◆ **Set problem**:
Reproduce the listing below exactly, minus its pictures.

◆ **Data for the task**:
——————
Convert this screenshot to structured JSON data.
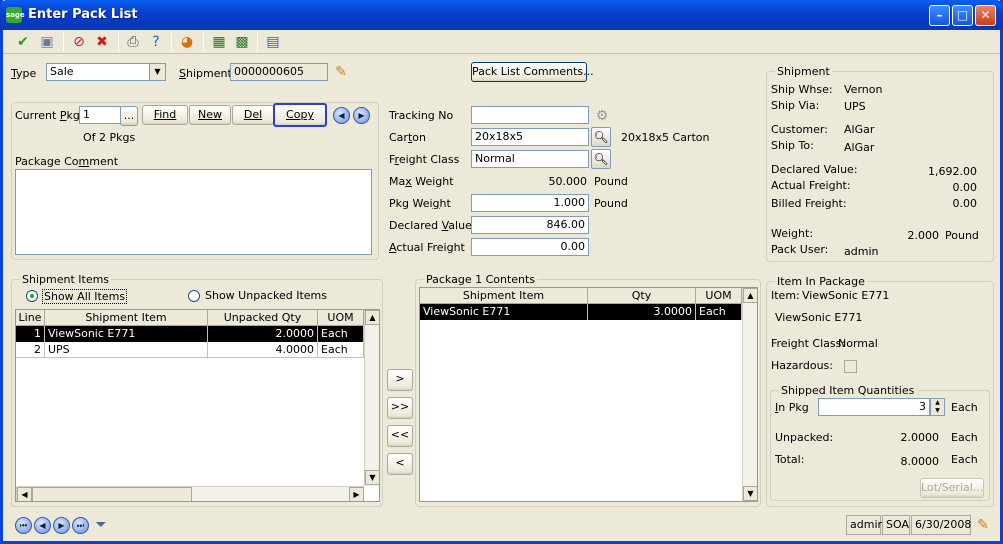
{
  "window": {
    "title": "Enter Pack List",
    "app_icon": "sage"
  },
  "header": {
    "type_label": "Type",
    "type_value": "Sale",
    "shipment_label": "Shipment",
    "shipment_value": "0000000605",
    "pack_list_comments": "Pack List Comments..."
  },
  "package": {
    "current_pkg_label": "Current Pkg",
    "current_pkg_value": "1",
    "ellipsis": "...",
    "find": "Find",
    "new": "New",
    "del": "Del",
    "copy": "Copy",
    "of_pkgs": "Of 2 Pkgs",
    "comment_label": "Package Comment",
    "comment_value": ""
  },
  "details": {
    "tracking_label": "Tracking No",
    "tracking_value": "",
    "carton_label": "Carton",
    "carton_value": "20x18x5",
    "carton_desc": "20x18x5 Carton",
    "freight_class_label": "Freight Class",
    "freight_class_value": "Normal",
    "max_weight_label": "Max Weight",
    "max_weight_value": "50.000",
    "max_weight_unit": "Pound",
    "pkg_weight_label": "Pkg Weight",
    "pkg_weight_value": "1.000",
    "pkg_weight_unit": "Pound",
    "declared_label": "Declared Value",
    "declared_value": "846.00",
    "actual_freight_label": "Actual Freight",
    "actual_freight_value": "0.00"
  },
  "shipment": {
    "title": "Shipment",
    "ship_whse_label": "Ship Whse:",
    "ship_whse": "Vernon",
    "ship_via_label": "Ship Via:",
    "ship_via": "UPS",
    "customer_label": "Customer:",
    "customer": "AlGar",
    "ship_to_label": "Ship To:",
    "ship_to": "AlGar",
    "declared_label": "Declared Value:",
    "declared": "1,692.00",
    "actual_freight_label": "Actual Freight:",
    "actual_freight": "0.00",
    "billed_freight_label": "Billed Freight:",
    "billed_freight": "0.00",
    "weight_label": "Weight:",
    "weight": "2.000",
    "weight_unit": "Pound",
    "pack_user_label": "Pack User:",
    "pack_user": "admin"
  },
  "shipment_items": {
    "title": "Shipment Items",
    "show_all": "Show All Items",
    "show_unpacked": "Show Unpacked Items",
    "columns": [
      "Line",
      "Shipment Item",
      "Unpacked Qty",
      "UOM"
    ],
    "rows": [
      [
        "1",
        "ViewSonic E771",
        "2.0000",
        "Each"
      ],
      [
        "2",
        "UPS",
        "4.0000",
        "Each"
      ]
    ]
  },
  "transfer": {
    "add": ">",
    "add_all": ">>",
    "remove_all": "<<",
    "remove": "<"
  },
  "contents": {
    "title": "Package 1 Contents",
    "columns": [
      "Shipment Item",
      "Qty",
      "UOM"
    ],
    "rows": [
      [
        "ViewSonic E771",
        "3.0000",
        "Each"
      ]
    ]
  },
  "item_in_package": {
    "title": "Item In Package",
    "item_label": "Item:",
    "item": "ViewSonic E771",
    "desc": "ViewSonic E771",
    "freight_class_label": "Freight Class:",
    "freight_class": "Normal",
    "hazardous_label": "Hazardous:",
    "shipped_title": "Shipped Item Quantities",
    "in_pkg_label": "In Pkg",
    "in_pkg_value": "3",
    "in_pkg_uom": "Each",
    "unpacked_label": "Unpacked:",
    "unpacked": "2.0000",
    "unpacked_uom": "Each",
    "total_label": "Total:",
    "total": "8.0000",
    "total_uom": "Each",
    "lot_serial": "Lot/Serial..."
  },
  "statusbar": {
    "user": "admin",
    "company": "SOA",
    "date": "6/30/2008"
  }
}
——————
◆ **Answer for the task**:
Convert this screenshot to structured JSON data.
{
  "window": {
    "title": "Enter Pack List",
    "app_icon": "sage"
  },
  "header": {
    "type_label": "Type",
    "type_value": "Sale",
    "shipment_label": "Shipment",
    "shipment_value": "0000000605",
    "pack_list_comments": "Pack List Comments..."
  },
  "package": {
    "current_pkg_label": "Current Pkg",
    "current_pkg_value": "1",
    "ellipsis": "...",
    "find": "Find",
    "new": "New",
    "del": "Del",
    "copy": "Copy",
    "of_pkgs": "Of 2 Pkgs",
    "comment_label": "Package Comment",
    "comment_value": ""
  },
  "details": {
    "tracking_label": "Tracking No",
    "tracking_value": "",
    "carton_label": "Carton",
    "carton_value": "20x18x5",
    "carton_desc": "20x18x5 Carton",
    "freight_class_label": "Freight Class",
    "freight_class_value": "Normal",
    "max_weight_label": "Max Weight",
    "max_weight_value": "50.000",
    "max_weight_unit": "Pound",
    "pkg_weight_label": "Pkg Weight",
    "pkg_weight_value": "1.000",
    "pkg_weight_unit": "Pound",
    "declared_label": "Declared Value",
    "declared_value": "846.00",
    "actual_freight_label": "Actual Freight",
    "actual_freight_value": "0.00"
  },
  "shipment": {
    "title": "Shipment",
    "ship_whse_label": "Ship Whse:",
    "ship_whse": "Vernon",
    "ship_via_label": "Ship Via:",
    "ship_via": "UPS",
    "customer_label": "Customer:",
    "customer": "AlGar",
    "ship_to_label": "Ship To:",
    "ship_to": "AlGar",
    "declared_label": "Declared Value:",
    "declared": "1,692.00",
    "actual_freight_label": "Actual Freight:",
    "actual_freight": "0.00",
    "billed_freight_label": "Billed Freight:",
    "billed_freight": "0.00",
    "weight_label": "Weight:",
    "weight": "2.000",
    "weight_unit": "Pound",
    "pack_user_label": "Pack User:",
    "pack_user": "admin"
  },
  "shipment_items": {
    "title": "Shipment Items",
    "show_all": "Show All Items",
    "show_unpacked": "Show Unpacked Items",
    "columns": [
      "Line",
      "Shipment Item",
      "Unpacked Qty",
      "UOM"
    ],
    "rows": [
      [
        "1",
        "ViewSonic E771",
        "2.0000",
        "Each"
      ],
      [
        "2",
        "UPS",
        "4.0000",
        "Each"
      ]
    ]
  },
  "transfer": {
    "add": ">",
    "add_all": ">>",
    "remove_all": "<<",
    "remove": "<"
  },
  "contents": {
    "title": "Package 1 Contents",
    "columns": [
      "Shipment Item",
      "Qty",
      "UOM"
    ],
    "rows": [
      [
        "ViewSonic E771",
        "3.0000",
        "Each"
      ]
    ]
  },
  "item_in_package": {
    "title": "Item In Package",
    "item_label": "Item:",
    "item": "ViewSonic E771",
    "desc": "ViewSonic E771",
    "freight_class_label": "Freight Class:",
    "freight_class": "Normal",
    "hazardous_label": "Hazardous:",
    "shipped_title": "Shipped Item Quantities",
    "in_pkg_label": "In Pkg",
    "in_pkg_value": "3",
    "in_pkg_uom": "Each",
    "unpacked_label": "Unpacked:",
    "unpacked": "2.0000",
    "unpacked_uom": "Each",
    "total_label": "Total:",
    "total": "8.0000",
    "total_uom": "Each",
    "lot_serial": "Lot/Serial..."
  },
  "statusbar": {
    "user": "admin",
    "company": "SOA",
    "date": "6/30/2008"
  }
}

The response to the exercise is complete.